Begin TEXT SEGMENT

Reading this book was a weird experience. On the one hand, this is an important book to read, important for those who know anything about Biblical Horizons, Deep Exegesis style hermeneutics. On the other hand, if you are familiar with that sort of thing, you probably know 90% of it.
Let's unpack that a bit shall we. Up until now the only sources for the kind of biblical criticism that genuinely illuminated the Bible's concerns (rather than the concerns of the preacher or commentator) was through folks like Leithart, Jordan, and Robert Alter. Fishbane wrote this book in 1979 and a great deal of stuff that I realized/learned from those guys can be found here. Alter's book was written in 1981; Jordan's in 1988. Got chiasms? Check. Tabernacle as Second Garden of Eden? Check. Typology? Bajillions of it! There's very few surprises for me. Heck, I was even charting out how the Jacob-narrative was a chiasm and the very next day I picked this book up and found that Fishbane had nearly exactly the same outline. That's both comforting and unnerving. It encourages me in seeking meaning, but also makes me think, thanks to some references in Jewish commentators, that we are currently unpacking Jewish exegesis, rather than discovering Biblical theology for the first time. Glad to have some context. That said, I also appreciate the careful and precise nature of what Leithart and Jordan are doing, since their exegesis is at it's best when they are taking the hermeneutical discoveries of folks like Fishbane and summarizing them, popularizing them, and making pointed insights on other topics.

End TEXT SEGMENT
Begin DATASET EXTRACT

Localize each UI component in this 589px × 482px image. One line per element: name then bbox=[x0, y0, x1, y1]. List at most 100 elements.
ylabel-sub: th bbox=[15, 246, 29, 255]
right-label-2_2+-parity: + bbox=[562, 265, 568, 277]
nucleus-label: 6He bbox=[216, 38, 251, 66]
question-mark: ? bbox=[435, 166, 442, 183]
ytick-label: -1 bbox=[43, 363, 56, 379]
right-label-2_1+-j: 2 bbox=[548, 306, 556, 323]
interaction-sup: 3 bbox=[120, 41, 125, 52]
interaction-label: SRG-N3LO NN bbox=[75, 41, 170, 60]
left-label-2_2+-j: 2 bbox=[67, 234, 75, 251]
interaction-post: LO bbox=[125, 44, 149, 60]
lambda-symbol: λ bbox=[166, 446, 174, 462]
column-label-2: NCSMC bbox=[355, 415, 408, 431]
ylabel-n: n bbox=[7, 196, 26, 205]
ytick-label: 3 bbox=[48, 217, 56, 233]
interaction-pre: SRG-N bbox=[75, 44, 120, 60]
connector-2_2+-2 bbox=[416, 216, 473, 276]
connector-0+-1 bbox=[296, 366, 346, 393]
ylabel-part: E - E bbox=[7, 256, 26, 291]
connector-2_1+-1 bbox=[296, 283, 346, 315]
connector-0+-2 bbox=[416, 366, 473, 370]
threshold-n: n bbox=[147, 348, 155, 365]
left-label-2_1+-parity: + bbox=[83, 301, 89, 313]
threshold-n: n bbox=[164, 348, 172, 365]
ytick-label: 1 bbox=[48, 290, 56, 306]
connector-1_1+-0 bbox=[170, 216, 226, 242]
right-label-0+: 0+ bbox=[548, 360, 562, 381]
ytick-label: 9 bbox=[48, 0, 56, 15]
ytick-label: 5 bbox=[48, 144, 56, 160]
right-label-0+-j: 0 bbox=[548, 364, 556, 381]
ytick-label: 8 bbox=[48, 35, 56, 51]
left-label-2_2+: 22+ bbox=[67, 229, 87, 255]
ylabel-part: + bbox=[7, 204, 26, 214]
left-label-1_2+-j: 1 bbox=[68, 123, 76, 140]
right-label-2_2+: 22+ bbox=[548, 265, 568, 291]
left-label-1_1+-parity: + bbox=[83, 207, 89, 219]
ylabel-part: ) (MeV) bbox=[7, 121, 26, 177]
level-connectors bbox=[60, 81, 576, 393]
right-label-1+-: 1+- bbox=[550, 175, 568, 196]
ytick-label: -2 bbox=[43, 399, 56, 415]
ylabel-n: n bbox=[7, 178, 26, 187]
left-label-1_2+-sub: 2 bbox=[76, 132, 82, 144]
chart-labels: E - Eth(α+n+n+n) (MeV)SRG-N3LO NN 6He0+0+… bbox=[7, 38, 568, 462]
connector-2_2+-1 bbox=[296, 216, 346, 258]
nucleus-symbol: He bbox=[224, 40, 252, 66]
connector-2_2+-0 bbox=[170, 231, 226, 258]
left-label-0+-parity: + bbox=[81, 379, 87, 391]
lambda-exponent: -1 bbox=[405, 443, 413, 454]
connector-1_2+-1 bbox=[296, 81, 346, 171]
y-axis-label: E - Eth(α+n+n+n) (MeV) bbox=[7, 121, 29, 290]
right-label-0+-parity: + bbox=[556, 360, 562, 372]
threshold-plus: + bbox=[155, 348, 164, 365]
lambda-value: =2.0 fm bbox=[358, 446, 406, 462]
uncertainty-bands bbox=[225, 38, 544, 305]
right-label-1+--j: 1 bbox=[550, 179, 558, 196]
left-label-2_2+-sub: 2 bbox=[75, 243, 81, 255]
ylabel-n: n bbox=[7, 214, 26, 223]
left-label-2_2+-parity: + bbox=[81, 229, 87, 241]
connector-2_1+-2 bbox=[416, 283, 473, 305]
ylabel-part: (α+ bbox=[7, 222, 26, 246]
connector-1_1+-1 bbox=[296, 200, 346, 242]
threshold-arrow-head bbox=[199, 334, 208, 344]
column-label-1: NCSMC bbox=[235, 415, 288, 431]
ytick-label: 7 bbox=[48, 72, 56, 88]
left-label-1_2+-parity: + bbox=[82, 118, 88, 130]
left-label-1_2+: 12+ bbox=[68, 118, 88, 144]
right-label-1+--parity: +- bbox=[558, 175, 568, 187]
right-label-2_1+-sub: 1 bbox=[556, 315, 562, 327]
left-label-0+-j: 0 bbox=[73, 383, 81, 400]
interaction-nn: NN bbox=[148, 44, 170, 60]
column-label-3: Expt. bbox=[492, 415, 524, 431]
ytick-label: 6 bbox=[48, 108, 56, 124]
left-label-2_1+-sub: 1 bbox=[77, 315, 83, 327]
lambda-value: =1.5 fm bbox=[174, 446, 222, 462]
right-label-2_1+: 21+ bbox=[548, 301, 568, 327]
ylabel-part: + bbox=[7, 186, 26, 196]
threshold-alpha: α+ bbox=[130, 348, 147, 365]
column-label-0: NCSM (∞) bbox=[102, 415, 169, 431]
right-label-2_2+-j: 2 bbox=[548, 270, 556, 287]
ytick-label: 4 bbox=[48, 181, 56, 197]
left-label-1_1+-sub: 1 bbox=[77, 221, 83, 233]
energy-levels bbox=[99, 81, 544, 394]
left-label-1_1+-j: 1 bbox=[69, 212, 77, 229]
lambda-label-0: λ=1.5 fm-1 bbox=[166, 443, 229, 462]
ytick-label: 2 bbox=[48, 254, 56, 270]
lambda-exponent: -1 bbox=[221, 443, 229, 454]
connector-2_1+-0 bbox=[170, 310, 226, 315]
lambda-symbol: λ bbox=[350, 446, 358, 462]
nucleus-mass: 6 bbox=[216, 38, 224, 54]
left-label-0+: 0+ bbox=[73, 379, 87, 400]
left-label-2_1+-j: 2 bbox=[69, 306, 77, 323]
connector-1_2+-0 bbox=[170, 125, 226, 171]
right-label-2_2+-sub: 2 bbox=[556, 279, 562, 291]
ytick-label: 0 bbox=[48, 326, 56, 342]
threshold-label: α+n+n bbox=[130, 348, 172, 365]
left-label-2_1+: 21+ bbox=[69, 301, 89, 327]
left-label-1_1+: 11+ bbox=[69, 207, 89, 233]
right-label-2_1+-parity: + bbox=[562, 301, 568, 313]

End DATASET EXTRACT

Please explain, using the book review above, why its writer calls reading the book a weird experience.

The book is important to read for anyone who knows Biblical Horizons and Deep Exegesis–style hermeneutics. Yet readers already familiar with that approach probably know 90% of what it contains, so it offers them few surprises.